• _Saved entries_:
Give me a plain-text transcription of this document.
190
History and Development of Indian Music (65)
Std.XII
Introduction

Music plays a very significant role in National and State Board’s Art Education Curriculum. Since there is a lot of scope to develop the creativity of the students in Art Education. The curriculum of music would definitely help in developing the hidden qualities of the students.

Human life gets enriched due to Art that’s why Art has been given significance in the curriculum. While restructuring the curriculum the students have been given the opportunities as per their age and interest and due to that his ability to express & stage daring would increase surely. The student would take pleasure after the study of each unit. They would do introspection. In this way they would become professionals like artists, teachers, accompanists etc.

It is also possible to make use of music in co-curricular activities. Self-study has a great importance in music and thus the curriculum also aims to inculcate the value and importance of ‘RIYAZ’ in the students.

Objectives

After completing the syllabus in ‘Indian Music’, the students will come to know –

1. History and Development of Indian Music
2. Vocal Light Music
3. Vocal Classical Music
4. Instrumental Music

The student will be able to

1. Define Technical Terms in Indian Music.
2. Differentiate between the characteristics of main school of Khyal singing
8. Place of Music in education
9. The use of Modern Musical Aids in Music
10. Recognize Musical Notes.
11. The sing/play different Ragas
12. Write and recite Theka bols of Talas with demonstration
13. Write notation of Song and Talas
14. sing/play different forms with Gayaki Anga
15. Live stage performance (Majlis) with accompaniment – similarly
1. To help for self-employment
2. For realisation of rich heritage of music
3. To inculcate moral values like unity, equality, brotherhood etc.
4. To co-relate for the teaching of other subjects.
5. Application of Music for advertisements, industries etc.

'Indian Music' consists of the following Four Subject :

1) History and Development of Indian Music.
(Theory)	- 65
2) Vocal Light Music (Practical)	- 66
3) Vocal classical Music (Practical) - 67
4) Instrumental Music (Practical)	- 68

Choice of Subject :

• _Task requirements_: Would you write down every record again, exactly?

• _Task output_:
Give me a plain-text transcription of this document.
190
History and Development of Indian Music (65)
Std.XII
Introduction

Music plays a very significant role in National and State Board’s Art Education Curriculum. Since there is a lot of scope to develop the creativity of the students in Art Education. The curriculum of music would definitely help in developing the hidden qualities of the students.

Human life gets enriched due to Art that’s why Art has been given significance in the curriculum. While restructuring the curriculum the students have been given the opportunities as per their age and interest and due to that his ability to express & stage daring would increase surely. The student would take pleasure after the study of each unit. They would do introspection. In this way they would become professionals like artists, teachers, accompanists etc.

It is also possible to make use of music in co-curricular activities. Self-study has a great importance in music and thus the curriculum also aims to inculcate the value and importance of ‘RIYAZ’ in the students.

Objectives

After completing the syllabus in ‘Indian Music’, the students will come to know –

1. History and Development of Indian Music
2. Vocal Light Music
3. Vocal Classical Music
4. Instrumental Music

The student will be able to

1. Define Technical Terms in Indian Music.
2. Differentiate between the characteristics of main school of Khyal singing
8. Place of Music in education
9. The use of Modern Musical Aids in Music
10. Recognize Musical Notes.
11. The sing/play different Ragas
12. Write and recite Theka bols of Talas with demonstration
13. Write notation of Song and Talas
14. sing/play different forms with Gayaki Anga
15. Live stage performance (Majlis) with accompaniment – similarly
1. To help for self-employment
2. For realisation of rich heritage of music
3. To inculcate moral values like unity, equality, brotherhood etc.
4. To co-relate for the teaching of other subjects.
5. Application of Music for advertisements, industries etc.

'Indian Music' consists of the following Four Subject :

1) History and Development of Indian Music.
(Theory)	- 65
2) Vocal Light Music (Practical)	- 66
3) Vocal classical Music (Practical) - 67
4) Instrumental Music (Practical)	- 68

Choice of Subject :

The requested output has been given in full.